+++ DATA FOR THIS EXERCISE
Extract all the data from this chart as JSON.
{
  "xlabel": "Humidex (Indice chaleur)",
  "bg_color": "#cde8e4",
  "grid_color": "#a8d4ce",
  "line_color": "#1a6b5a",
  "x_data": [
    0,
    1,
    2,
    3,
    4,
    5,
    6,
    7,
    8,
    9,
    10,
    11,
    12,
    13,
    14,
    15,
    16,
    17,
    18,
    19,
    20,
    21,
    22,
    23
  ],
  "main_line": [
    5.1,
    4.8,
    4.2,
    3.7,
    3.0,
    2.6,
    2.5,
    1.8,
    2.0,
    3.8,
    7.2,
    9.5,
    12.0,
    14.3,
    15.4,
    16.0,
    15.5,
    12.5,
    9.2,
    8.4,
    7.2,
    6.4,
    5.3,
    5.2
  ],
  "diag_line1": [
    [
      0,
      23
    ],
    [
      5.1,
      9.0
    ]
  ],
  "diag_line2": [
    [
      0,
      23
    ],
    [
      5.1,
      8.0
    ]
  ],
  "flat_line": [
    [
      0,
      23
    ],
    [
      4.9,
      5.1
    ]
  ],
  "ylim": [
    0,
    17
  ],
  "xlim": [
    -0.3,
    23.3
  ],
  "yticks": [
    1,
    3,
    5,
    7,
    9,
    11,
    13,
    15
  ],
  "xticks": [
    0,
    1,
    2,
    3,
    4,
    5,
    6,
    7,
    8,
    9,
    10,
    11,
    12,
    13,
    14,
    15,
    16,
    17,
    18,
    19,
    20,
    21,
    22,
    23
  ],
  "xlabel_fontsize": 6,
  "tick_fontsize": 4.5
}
++++++
▶ **AIM OF THE TASK**
Transcribe the entire listing above precisely.

▶ **FINAL RESULT**
Extract all the data from this chart as JSON.
{
  "xlabel": "Humidex (Indice chaleur)",
  "bg_color": "#cde8e4",
  "grid_color": "#a8d4ce",
  "line_color": "#1a6b5a",
  "x_data": [
    0,
    1,
    2,
    3,
    4,
    5,
    6,
    7,
    8,
    9,
    10,
    11,
    12,
    13,
    14,
    15,
    16,
    17,
    18,
    19,
    20,
    21,
    22,
    23
  ],
  "main_line": [
    5.1,
    4.8,
    4.2,
    3.7,
    3.0,
    2.6,
    2.5,
    1.8,
    2.0,
    3.8,
    7.2,
    9.5,
    12.0,
    14.3,
    15.4,
    16.0,
    15.5,
    12.5,
    9.2,
    8.4,
    7.2,
    6.4,
    5.3,
    5.2
  ],
  "diag_line1": [
    [
      0,
      23
    ],
    [
      5.1,
      9.0
    ]
  ],
  "diag_line2": [
    [
      0,
      23
    ],
    [
      5.1,
      8.0
    ]
  ],
  "flat_line": [
    [
      0,
      23
    ],
    [
      4.9,
      5.1
    ]
  ],
  "ylim": [
    0,
    17
  ],
  "xlim": [
    -0.3,
    23.3
  ],
  "yticks": [
    1,
    3,
    5,
    7,
    9,
    11,
    13,
    15
  ],
  "xticks": [
    0,
    1,
    2,
    3,
    4,
    5,
    6,
    7,
    8,
    9,
    10,
    11,
    12,
    13,
    14,
    15,
    16,
    17,
    18,
    19,
    20,
    21,
    22,
    23
  ],
  "xlabel_fontsize": 6,
  "tick_fontsize": 4.5
}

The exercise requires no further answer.